**Exercise requirements:** Quote the data below in full, minus the images.
-- start of Data for the task --
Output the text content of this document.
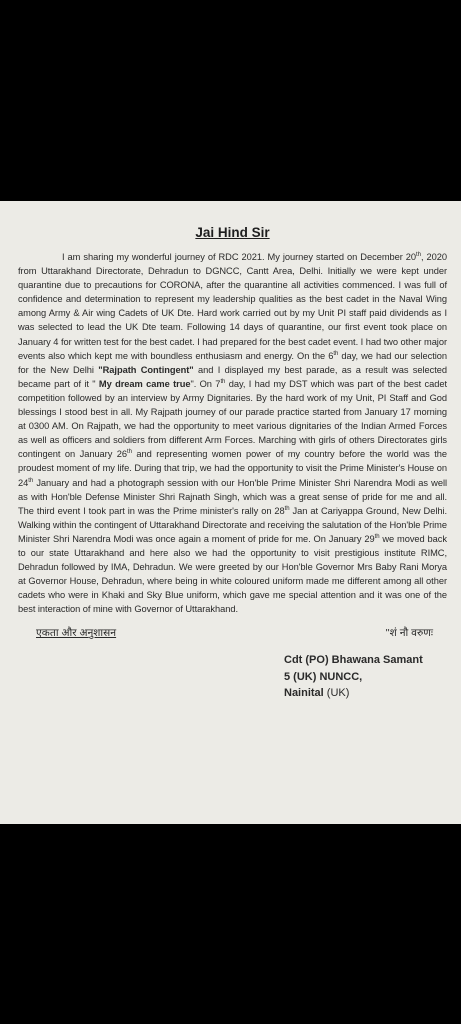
Jai Hind Sir

I am sharing my wonderful journey of RDC 2021. My journey started on December 20th, 2020 from Uttarakhand Directorate, Dehradun to DGNCC, Cantt Area, Delhi. Initially we were kept under quarantine due to precautions for CORONA, after the quarantine all activities commenced. I was full of confidence and determination to represent my leadership qualities as the best cadet in the Naval Wing among Army & Air wing Cadets of UK Dte. Hard work carried out by my Unit PI staff paid dividends as I was selected to lead the UK Dte team. Following 14 days of quarantine, our first event took place on January 4 for written test for the best cadet. I had prepared for the best cadet event. I had two other major events also which kept me with boundless enthusiasm and energy. On the 6th day, we had our selection for the New Delhi "Rajpath Contingent" and I displayed my best parade, as a result was selected became part of it " My dream came true". On 7th day, I had my DST which was part of the best cadet competition followed by an interview by Army Dignitaries. By the hard work of my Unit, PI Staff and God blessings I stood best in all. My Rajpath journey of our parade practice started from January 17 morning at 0300 AM. On Rajpath, we had the opportunity to meet various dignitaries of the Indian Armed Forces as well as officers and soldiers from different Arm Forces. Marching with girls of others Directorates girls contingent on January 26th and representing women power of my country before the world was the proudest moment of my life. During that trip, we had the opportunity to visit the Prime Minister's House on 24th January and had a photograph session with our Hon'ble Prime Minister Shri Narendra Modi as well as with Hon'ble Defense Minister Shri Rajnath Singh, which was a great sense of pride for me and all. The third event I took part in was the Prime minister's rally on 28th Jan at Cariyappa Ground, New Delhi. Walking within the contingent of Uttarakhand Directorate and receiving the salutation of the Hon'ble Prime Minister Shri Narendra Modi was once again a moment of pride for me. On January 29th we moved back to our state Uttarakhand and here also we had the opportunity to visit prestigious institute RIMC, Dehradun followed by IMA, Dehradun. We were greeted by our Hon'ble Governor Mrs Baby Rani Morya at Governor House, Dehradun, where being in white coloured uniform made me different among all other cadets who were in Khaki and Sky Blue uniform, which gave me special attention and it was one of the best interaction of mine with Governor of Uttarakhand.

एकता और अनुशासन	''शं नौ वरुणः
Cdt (PO) Bhawana Samant
5 (UK) NUNCC,
Nainital (UK)
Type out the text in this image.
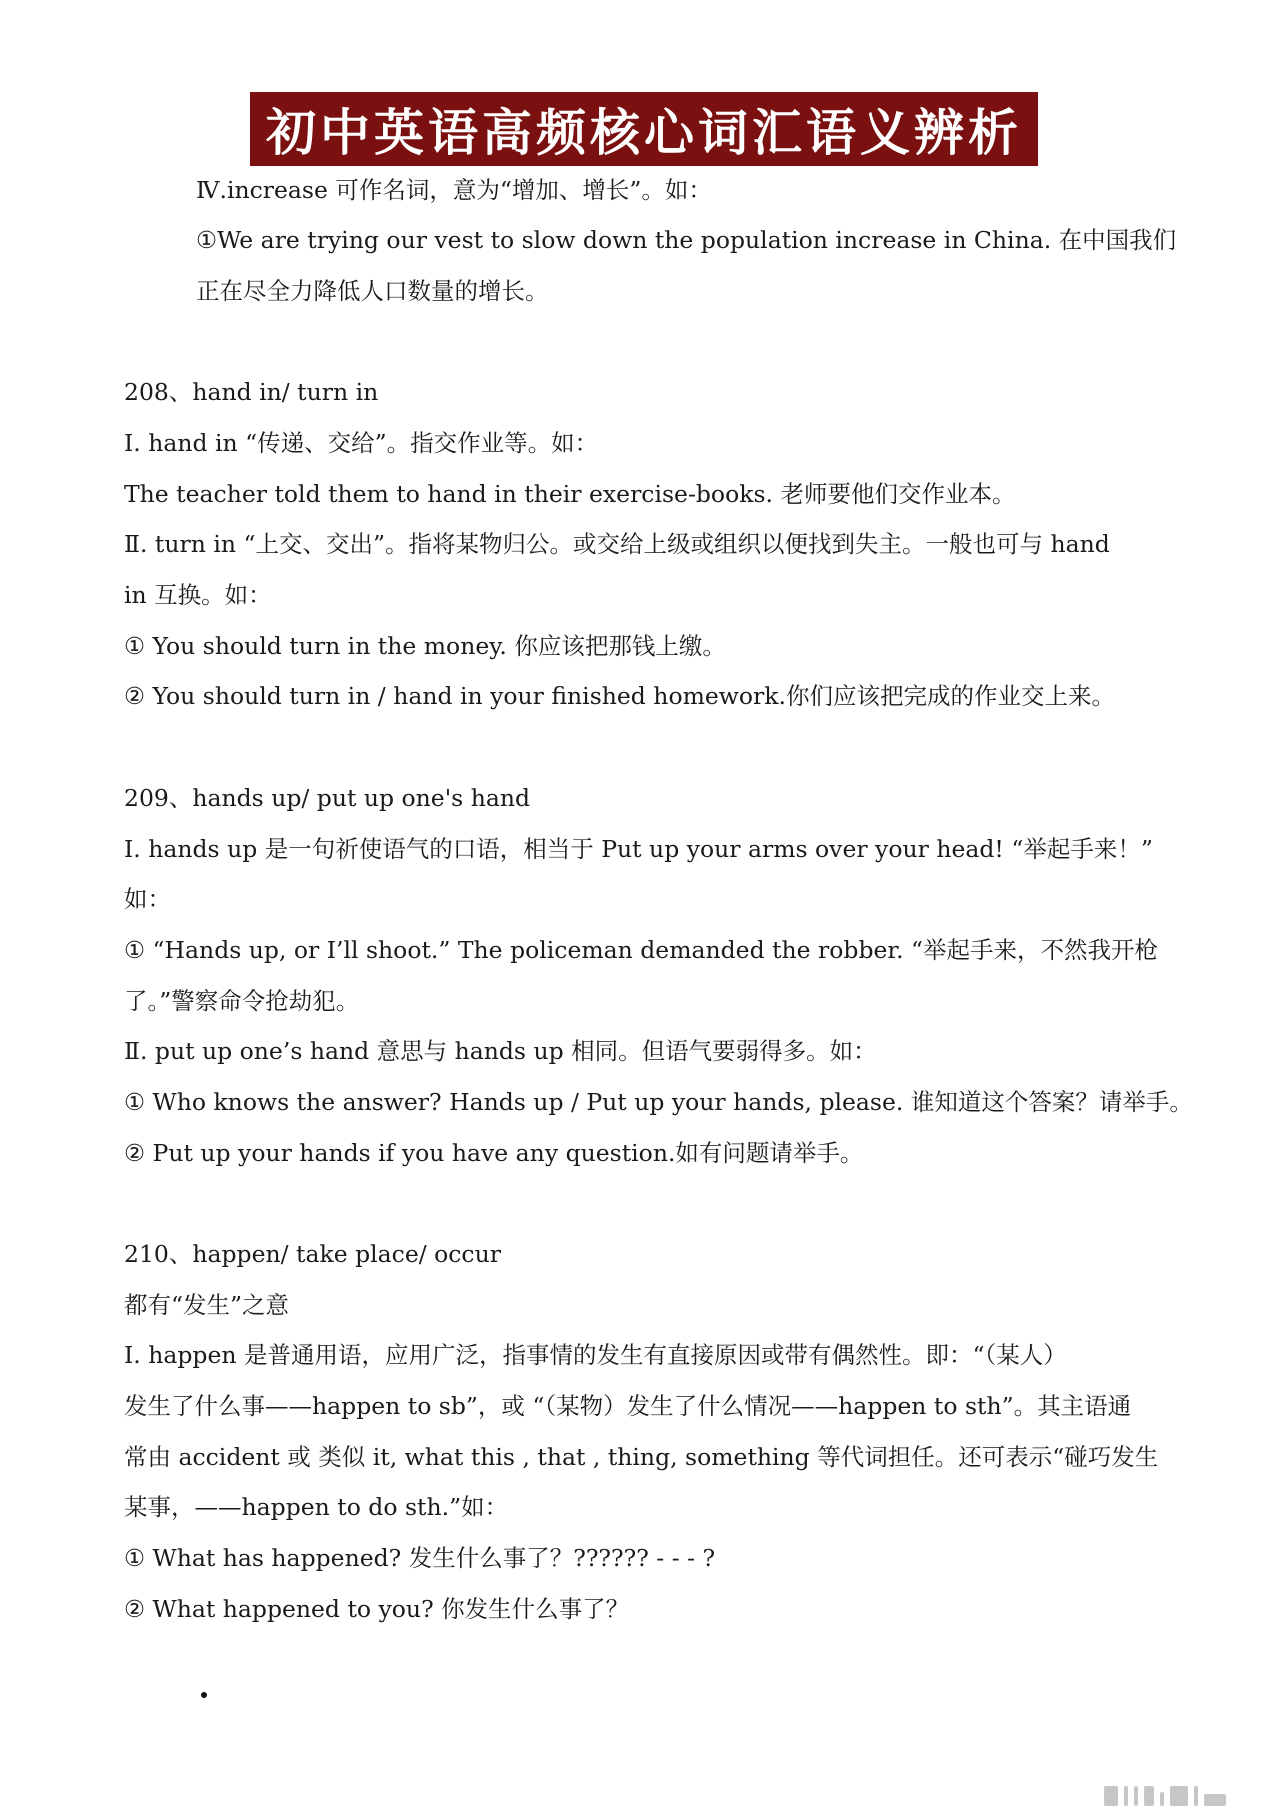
初中英语高频核心词汇语义辨析
Ⅳ.increase 可作名词，意为“增加、增长”。如：
①We are trying our vest to slow down the population increase in China. 在中国我们
正在尽全力降低人口数量的增长。
208、hand in/ turn in
Ⅰ. hand in “传递、交给”。指交作业等。如：
The teacher told them to hand in their exercise-books. 老师要他们交作业本。
Ⅱ. turn in “上交、交出”。指将某物归公。或交给上级或组织以便找到失主。一般也可与 hand
in 互换。如：
① You should turn in the money. 你应该把那钱上缴。
② You should turn in / hand in your finished homework.你们应该把完成的作业交上来。
209、hands up/ put up one's hand
Ⅰ. hands up 是一句祈使语气的口语，相当于 Put up your arms over your head! “举起手来！”
如：
① “Hands up, or I’ll shoot.” The policeman demanded the robber. “举起手来，不然我开枪
了。”警察命令抢劫犯。
Ⅱ. put up one’s hand 意思与 hands up 相同。但语气要弱得多。如：
① Who knows the answer? Hands up / Put up your hands, please. 谁知道这个答案？请举手。
② Put up your hands if you have any question.如有问题请举手。
210、happen/ take place/ occur
都有“发生”之意
Ⅰ. happen 是普通用语，应用广泛，指事情的发生有直接原因或带有偶然性。即：“（某人）
发生了什么事——happen to sb”，或 “（某物）发生了什么情况——happen to sth”。其主语通
常由 accident 或 类似 it, what this , that , thing, something 等代词担任。还可表示“碰巧发生
某事，——happen to do sth.”如：
① What has happened? 发生什么事了？?????? - - - ?
② What happened to you? 你发生什么事了？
-- end of Data for the task --
**Finished answer:**
Output the text content of this document.
Jai Hind Sir

I am sharing my wonderful journey of RDC 2021. My journey started on December 20th, 2020 from Uttarakhand Directorate, Dehradun to DGNCC, Cantt Area, Delhi. Initially we were kept under quarantine due to precautions for CORONA, after the quarantine all activities commenced. I was full of confidence and determination to represent my leadership qualities as the best cadet in the Naval Wing among Army & Air wing Cadets of UK Dte. Hard work carried out by my Unit PI staff paid dividends as I was selected to lead the UK Dte team. Following 14 days of quarantine, our first event took place on January 4 for written test for the best cadet. I had prepared for the best cadet event. I had two other major events also which kept me with boundless enthusiasm and energy. On the 6th day, we had our selection for the New Delhi "Rajpath Contingent" and I displayed my best parade, as a result was selected became part of it " My dream came true". On 7th day, I had my DST which was part of the best cadet competition followed by an interview by Army Dignitaries. By the hard work of my Unit, PI Staff and God blessings I stood best in all. My Rajpath journey of our parade practice started from January 17 morning at 0300 AM. On Rajpath, we had the opportunity to meet various dignitaries of the Indian Armed Forces as well as officers and soldiers from different Arm Forces. Marching with girls of others Directorates girls contingent on January 26th and representing women power of my country before the world was the proudest moment of my life. During that trip, we had the opportunity to visit the Prime Minister's House on 24th January and had a photograph session with our Hon'ble Prime Minister Shri Narendra Modi as well as with Hon'ble Defense Minister Shri Rajnath Singh, which was a great sense of pride for me and all. The third event I took part in was the Prime minister's rally on 28th Jan at Cariyappa Ground, New Delhi. Walking within the contingent of Uttarakhand Directorate and receiving the salutation of the Hon'ble Prime Minister Shri Narendra Modi was once again a moment of pride for me. On January 29th we moved back to our state Uttarakhand and here also we had the opportunity to visit prestigious institute RIMC, Dehradun followed by IMA, Dehradun. We were greeted by our Hon'ble Governor Mrs Baby Rani Morya at Governor House, Dehradun, where being in white coloured uniform made me different among all other cadets who were in Khaki and Sky Blue uniform, which gave me special attention and it was one of the best interaction of mine with Governor of Uttarakhand.

एकता और अनुशासन	''शं नौ वरुणः
Cdt (PO) Bhawana Samant
5 (UK) NUNCC,
Nainital (UK)
Type out the text in this image.
初中英语高频核心词汇语义辨析
Ⅳ.increase 可作名词，意为“增加、增长”。如：
①We are trying our vest to slow down the population increase in China. 在中国我们
正在尽全力降低人口数量的增长。
208、hand in/ turn in
Ⅰ. hand in “传递、交给”。指交作业等。如：
The teacher told them to hand in their exercise-books. 老师要他们交作业本。
Ⅱ. turn in “上交、交出”。指将某物归公。或交给上级或组织以便找到失主。一般也可与 hand
in 互换。如：
① You should turn in the money. 你应该把那钱上缴。
② You should turn in / hand in your finished homework.你们应该把完成的作业交上来。
209、hands up/ put up one's hand
Ⅰ. hands up 是一句祈使语气的口语，相当于 Put up your arms over your head! “举起手来！”
如：
① “Hands up, or I’ll shoot.” The policeman demanded the robber. “举起手来，不然我开枪
了。”警察命令抢劫犯。
Ⅱ. put up one’s hand 意思与 hands up 相同。但语气要弱得多。如：
① Who knows the answer? Hands up / Put up your hands, please. 谁知道这个答案？请举手。
② Put up your hands if you have any question.如有问题请举手。
210、happen/ take place/ occur
都有“发生”之意
Ⅰ. happen 是普通用语，应用广泛，指事情的发生有直接原因或带有偶然性。即：“（某人）
发生了什么事——happen to sb”，或 “（某物）发生了什么情况——happen to sth”。其主语通
常由 accident 或 类似 it, what this , that , thing, something 等代词担任。还可表示“碰巧发生
某事，——happen to do sth.”如：
① What has happened? 发生什么事了？?????? - - - ?
② What happened to you? 你发生什么事了？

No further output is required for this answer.